- _Text segment_:
.....
Role of mouse frontal cortex in behavioural variability
Dr Celian Bimbard
University College London, United Kingdom
To external observers, animal behaviour has a puzzling yet ubiquitous property: its variability. Because animals adjust their decisions not only based on external inputs, but also on their internal state, similar situations can lead to different behavioural outcomes. How does such behavioural variability arise in the brain? In mice, correlative evidence points to a key role of frontal cortex, although its computations, networks, and causal mechanisms are unknown. Current challenges are that internal states are complex and hidden to experimentalists, and reliably observing large populations of neurons across states and brain regions is difficult. To solve these issues, I propose to combine behaviour, large-scale chronic recordings, and optogenetics to test the hypothesis that frontal cortex underlies behavioural variability. First, using high-throughput Neuropixels recordings, I will uncover the computations frontal cortex deploys to integrate external and internal signals and drive behaviour. Second, using functional ultrasound imaging and multi-area Neuropixels recordings, I will characterize how variability-related information flows in the networks supporting frontal cortex. Finally, using optogenetics, I will causally test the role of frontal cortex in driving behavioural variability. The results will provide fundamental advances in our understanding of the neural basis of behavioural variability, opening new avenues for future research.
.....
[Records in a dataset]
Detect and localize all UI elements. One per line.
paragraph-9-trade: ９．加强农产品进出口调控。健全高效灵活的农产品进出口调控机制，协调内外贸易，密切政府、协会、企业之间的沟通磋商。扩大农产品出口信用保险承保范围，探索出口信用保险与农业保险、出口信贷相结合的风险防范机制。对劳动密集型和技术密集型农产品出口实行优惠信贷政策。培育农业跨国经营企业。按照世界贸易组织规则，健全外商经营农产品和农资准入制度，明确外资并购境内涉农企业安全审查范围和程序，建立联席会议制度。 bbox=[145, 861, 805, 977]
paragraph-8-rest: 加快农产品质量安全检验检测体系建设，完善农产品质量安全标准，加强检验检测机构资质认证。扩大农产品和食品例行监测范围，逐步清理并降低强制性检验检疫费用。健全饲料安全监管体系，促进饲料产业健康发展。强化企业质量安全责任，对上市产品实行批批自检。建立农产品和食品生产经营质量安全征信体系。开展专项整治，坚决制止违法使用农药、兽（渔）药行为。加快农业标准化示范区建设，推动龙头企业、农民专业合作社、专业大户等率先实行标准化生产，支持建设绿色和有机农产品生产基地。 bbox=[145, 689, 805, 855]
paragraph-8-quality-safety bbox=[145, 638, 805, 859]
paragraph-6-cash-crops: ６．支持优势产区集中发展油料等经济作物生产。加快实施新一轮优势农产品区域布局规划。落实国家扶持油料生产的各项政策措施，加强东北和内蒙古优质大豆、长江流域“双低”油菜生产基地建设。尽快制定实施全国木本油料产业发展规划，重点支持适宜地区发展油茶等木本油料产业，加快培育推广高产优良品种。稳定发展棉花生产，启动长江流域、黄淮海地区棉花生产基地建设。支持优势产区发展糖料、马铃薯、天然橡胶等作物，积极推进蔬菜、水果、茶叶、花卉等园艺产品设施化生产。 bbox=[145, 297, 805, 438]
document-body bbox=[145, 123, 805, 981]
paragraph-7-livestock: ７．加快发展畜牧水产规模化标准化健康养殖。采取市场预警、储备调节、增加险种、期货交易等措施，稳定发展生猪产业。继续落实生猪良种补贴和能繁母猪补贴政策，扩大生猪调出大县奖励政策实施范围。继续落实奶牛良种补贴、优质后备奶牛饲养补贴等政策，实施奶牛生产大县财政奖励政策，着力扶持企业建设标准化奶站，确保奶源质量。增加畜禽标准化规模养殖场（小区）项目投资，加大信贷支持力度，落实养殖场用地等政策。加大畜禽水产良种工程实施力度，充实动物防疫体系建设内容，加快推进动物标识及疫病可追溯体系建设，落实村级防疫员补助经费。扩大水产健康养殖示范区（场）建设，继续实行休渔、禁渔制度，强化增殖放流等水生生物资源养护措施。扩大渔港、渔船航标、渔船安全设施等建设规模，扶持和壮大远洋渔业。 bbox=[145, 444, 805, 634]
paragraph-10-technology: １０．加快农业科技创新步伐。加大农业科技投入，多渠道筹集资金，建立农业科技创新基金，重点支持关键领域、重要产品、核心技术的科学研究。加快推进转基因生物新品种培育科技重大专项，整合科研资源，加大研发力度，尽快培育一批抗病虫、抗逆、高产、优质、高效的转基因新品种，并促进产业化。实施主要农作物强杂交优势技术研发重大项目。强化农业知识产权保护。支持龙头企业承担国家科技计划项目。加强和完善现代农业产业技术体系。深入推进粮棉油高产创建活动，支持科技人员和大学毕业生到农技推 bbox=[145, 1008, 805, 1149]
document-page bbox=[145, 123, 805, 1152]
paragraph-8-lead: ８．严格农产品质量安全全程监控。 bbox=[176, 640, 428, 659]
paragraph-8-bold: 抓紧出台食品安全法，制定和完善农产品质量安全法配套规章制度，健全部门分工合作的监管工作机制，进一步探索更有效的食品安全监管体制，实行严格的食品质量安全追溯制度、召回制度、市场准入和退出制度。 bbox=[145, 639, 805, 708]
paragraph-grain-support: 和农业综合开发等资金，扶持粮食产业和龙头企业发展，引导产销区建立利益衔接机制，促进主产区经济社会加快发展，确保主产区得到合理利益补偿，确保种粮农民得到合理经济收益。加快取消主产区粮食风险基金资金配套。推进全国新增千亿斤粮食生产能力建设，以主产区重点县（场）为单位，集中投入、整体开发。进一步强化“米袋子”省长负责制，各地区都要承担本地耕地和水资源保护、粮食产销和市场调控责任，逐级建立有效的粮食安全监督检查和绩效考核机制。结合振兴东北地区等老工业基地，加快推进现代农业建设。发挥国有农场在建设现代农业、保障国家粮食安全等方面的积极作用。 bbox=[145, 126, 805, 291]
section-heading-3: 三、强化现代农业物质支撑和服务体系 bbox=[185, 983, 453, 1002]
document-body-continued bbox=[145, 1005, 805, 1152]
.....
- _Task_: In the research summary, please name the recording method used alongside functional ultrasound imaging in the second step. The listing has no connection to the research summary.

- _Exercise response_: Multi-area Neuropixels recordings.